*** Input ***

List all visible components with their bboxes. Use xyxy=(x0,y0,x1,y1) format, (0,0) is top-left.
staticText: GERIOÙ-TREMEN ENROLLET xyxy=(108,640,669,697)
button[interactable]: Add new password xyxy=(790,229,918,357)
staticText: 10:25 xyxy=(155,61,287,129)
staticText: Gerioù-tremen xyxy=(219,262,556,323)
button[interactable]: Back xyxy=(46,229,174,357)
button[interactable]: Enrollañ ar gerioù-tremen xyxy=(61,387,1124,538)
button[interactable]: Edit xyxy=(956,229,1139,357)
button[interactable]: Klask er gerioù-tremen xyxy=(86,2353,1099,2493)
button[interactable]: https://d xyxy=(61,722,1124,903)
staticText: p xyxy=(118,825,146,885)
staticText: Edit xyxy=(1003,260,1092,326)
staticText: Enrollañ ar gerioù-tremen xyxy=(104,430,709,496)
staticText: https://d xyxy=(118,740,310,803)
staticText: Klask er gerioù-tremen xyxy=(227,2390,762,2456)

***

| What you need to do |
Can you print all the entries above again, word for word?

| Task solution |
List all visible components with their bboxes. Use xyxy=(x0,y0,x1,y1) format, (0,0) is top-left.
staticText: GERIOÙ-TREMEN ENROLLET xyxy=(108,640,669,697)
button[interactable]: Add new password xyxy=(790,229,918,357)
staticText: 10:25 xyxy=(155,61,287,129)
staticText: Gerioù-tremen xyxy=(219,262,556,323)
button[interactable]: Back xyxy=(46,229,174,357)
button[interactable]: Enrollañ ar gerioù-tremen xyxy=(61,387,1124,538)
button[interactable]: Edit xyxy=(956,229,1139,357)
button[interactable]: Klask er gerioù-tremen xyxy=(86,2353,1099,2493)
button[interactable]: https://d xyxy=(61,722,1124,903)
staticText: p xyxy=(118,825,146,885)
staticText: Edit xyxy=(1003,260,1092,326)
staticText: Enrollañ ar gerioù-tremen xyxy=(104,430,709,496)
staticText: https://d xyxy=(118,740,310,803)
staticText: Klask er gerioù-tremen xyxy=(227,2390,762,2456)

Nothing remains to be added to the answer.